[Dataset records]
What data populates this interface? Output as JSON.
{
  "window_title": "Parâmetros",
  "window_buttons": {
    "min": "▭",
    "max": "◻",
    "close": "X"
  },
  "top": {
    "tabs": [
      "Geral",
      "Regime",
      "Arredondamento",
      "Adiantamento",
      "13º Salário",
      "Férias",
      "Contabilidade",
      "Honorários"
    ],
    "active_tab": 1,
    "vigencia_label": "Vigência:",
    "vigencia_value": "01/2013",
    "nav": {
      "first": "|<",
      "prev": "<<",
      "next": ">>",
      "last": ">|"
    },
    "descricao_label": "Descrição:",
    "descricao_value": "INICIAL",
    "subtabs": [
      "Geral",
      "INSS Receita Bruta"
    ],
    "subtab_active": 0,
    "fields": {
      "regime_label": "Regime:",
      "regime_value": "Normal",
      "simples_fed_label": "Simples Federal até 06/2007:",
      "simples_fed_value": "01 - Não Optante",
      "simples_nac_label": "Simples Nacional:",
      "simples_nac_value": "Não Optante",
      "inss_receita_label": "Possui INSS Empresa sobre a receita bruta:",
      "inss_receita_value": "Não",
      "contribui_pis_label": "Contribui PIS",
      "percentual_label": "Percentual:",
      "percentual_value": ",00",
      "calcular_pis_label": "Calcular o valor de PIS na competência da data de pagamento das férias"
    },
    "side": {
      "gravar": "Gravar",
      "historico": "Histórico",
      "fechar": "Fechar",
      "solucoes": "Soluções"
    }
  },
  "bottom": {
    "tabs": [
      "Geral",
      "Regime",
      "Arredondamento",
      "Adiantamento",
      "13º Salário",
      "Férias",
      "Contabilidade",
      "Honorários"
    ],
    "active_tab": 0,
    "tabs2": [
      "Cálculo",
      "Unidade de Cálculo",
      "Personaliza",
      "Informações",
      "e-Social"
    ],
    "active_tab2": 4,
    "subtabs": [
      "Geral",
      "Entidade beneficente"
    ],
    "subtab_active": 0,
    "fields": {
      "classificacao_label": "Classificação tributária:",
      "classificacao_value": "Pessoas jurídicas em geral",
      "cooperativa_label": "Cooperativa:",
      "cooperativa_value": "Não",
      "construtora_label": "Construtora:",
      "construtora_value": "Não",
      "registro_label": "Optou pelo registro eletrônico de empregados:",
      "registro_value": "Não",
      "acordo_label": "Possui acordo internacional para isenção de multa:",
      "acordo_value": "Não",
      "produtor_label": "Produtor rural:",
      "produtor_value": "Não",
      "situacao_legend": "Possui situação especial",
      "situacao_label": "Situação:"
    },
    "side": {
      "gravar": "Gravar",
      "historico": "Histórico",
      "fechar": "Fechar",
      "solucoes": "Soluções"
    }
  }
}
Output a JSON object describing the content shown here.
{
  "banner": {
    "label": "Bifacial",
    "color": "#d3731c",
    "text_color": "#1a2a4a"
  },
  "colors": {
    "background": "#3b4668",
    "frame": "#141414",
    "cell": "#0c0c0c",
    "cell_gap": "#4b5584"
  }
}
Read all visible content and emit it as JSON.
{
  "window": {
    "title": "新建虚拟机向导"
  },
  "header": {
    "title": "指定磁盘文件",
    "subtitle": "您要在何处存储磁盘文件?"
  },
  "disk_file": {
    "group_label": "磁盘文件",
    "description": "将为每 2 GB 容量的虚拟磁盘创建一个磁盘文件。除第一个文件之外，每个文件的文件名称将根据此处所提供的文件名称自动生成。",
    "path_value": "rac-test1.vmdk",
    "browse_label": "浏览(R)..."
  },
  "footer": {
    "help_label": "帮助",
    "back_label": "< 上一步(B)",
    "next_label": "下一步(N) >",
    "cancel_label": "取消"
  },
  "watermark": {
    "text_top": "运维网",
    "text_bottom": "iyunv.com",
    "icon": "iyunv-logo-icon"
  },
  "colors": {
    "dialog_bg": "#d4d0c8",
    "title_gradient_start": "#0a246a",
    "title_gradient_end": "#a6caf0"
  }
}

* [THE EXERCISE] Every entry above needs to be quoted exactly.

* [RESPONSE]
What data populates this interface? Output as JSON.
{
  "window_title": "Parâmetros",
  "window_buttons": {
    "min": "▭",
    "max": "◻",
    "close": "X"
  },
  "top": {
    "tabs": [
      "Geral",
      "Regime",
      "Arredondamento",
      "Adiantamento",
      "13º Salário",
      "Férias",
      "Contabilidade",
      "Honorários"
    ],
    "active_tab": 1,
    "vigencia_label": "Vigência:",
    "vigencia_value": "01/2013",
    "nav": {
      "first": "|<",
      "prev": "<<",
      "next": ">>",
      "last": ">|"
    },
    "descricao_label": "Descrição:",
    "descricao_value": "INICIAL",
    "subtabs": [
      "Geral",
      "INSS Receita Bruta"
    ],
    "subtab_active": 0,
    "fields": {
      "regime_label": "Regime:",
      "regime_value": "Normal",
      "simples_fed_label": "Simples Federal até 06/2007:",
      "simples_fed_value": "01 - Não Optante",
      "simples_nac_label": "Simples Nacional:",
      "simples_nac_value": "Não Optante",
      "inss_receita_label": "Possui INSS Empresa sobre a receita bruta:",
      "inss_receita_value": "Não",
      "contribui_pis_label": "Contribui PIS",
      "percentual_label": "Percentual:",
      "percentual_value": ",00",
      "calcular_pis_label": "Calcular o valor de PIS na competência da data de pagamento das férias"
    },
    "side": {
      "gravar": "Gravar",
      "historico": "Histórico",
      "fechar": "Fechar",
      "solucoes": "Soluções"
    }
  },
  "bottom": {
    "tabs": [
      "Geral",
      "Regime",
      "Arredondamento",
      "Adiantamento",
      "13º Salário",
      "Férias",
      "Contabilidade",
      "Honorários"
    ],
    "active_tab": 0,
    "tabs2": [
      "Cálculo",
      "Unidade de Cálculo",
      "Personaliza",
      "Informações",
      "e-Social"
    ],
    "active_tab2": 4,
    "subtabs": [
      "Geral",
      "Entidade beneficente"
    ],
    "subtab_active": 0,
    "fields": {
      "classificacao_label": "Classificação tributária:",
      "classificacao_value": "Pessoas jurídicas em geral",
      "cooperativa_label": "Cooperativa:",
      "cooperativa_value": "Não",
      "construtora_label": "Construtora:",
      "construtora_value": "Não",
      "registro_label": "Optou pelo registro eletrônico de empregados:",
      "registro_value": "Não",
      "acordo_label": "Possui acordo internacional para isenção de multa:",
      "acordo_value": "Não",
      "produtor_label": "Produtor rural:",
      "produtor_value": "Não",
      "situacao_legend": "Possui situação especial",
      "situacao_label": "Situação:"
    },
    "side": {
      "gravar": "Gravar",
      "historico": "Histórico",
      "fechar": "Fechar",
      "solucoes": "Soluções"
    }
  }
}
Output a JSON object describing the content shown here.
{
  "banner": {
    "label": "Bifacial",
    "color": "#d3731c",
    "text_color": "#1a2a4a"
  },
  "colors": {
    "background": "#3b4668",
    "frame": "#141414",
    "cell": "#0c0c0c",
    "cell_gap": "#4b5584"
  }
}
Read all visible content and emit it as JSON.
{
  "window": {
    "title": "新建虚拟机向导"
  },
  "header": {
    "title": "指定磁盘文件",
    "subtitle": "您要在何处存储磁盘文件?"
  },
  "disk_file": {
    "group_label": "磁盘文件",
    "description": "将为每 2 GB 容量的虚拟磁盘创建一个磁盘文件。除第一个文件之外，每个文件的文件名称将根据此处所提供的文件名称自动生成。",
    "path_value": "rac-test1.vmdk",
    "browse_label": "浏览(R)..."
  },
  "footer": {
    "help_label": "帮助",
    "back_label": "< 上一步(B)",
    "next_label": "下一步(N) >",
    "cancel_label": "取消"
  },
  "watermark": {
    "text_top": "运维网",
    "text_bottom": "iyunv.com",
    "icon": "iyunv-logo-icon"
  },
  "colors": {
    "dialog_bg": "#d4d0c8",
    "title_gradient_start": "#0a246a",
    "title_gradient_end": "#a6caf0"
  }
}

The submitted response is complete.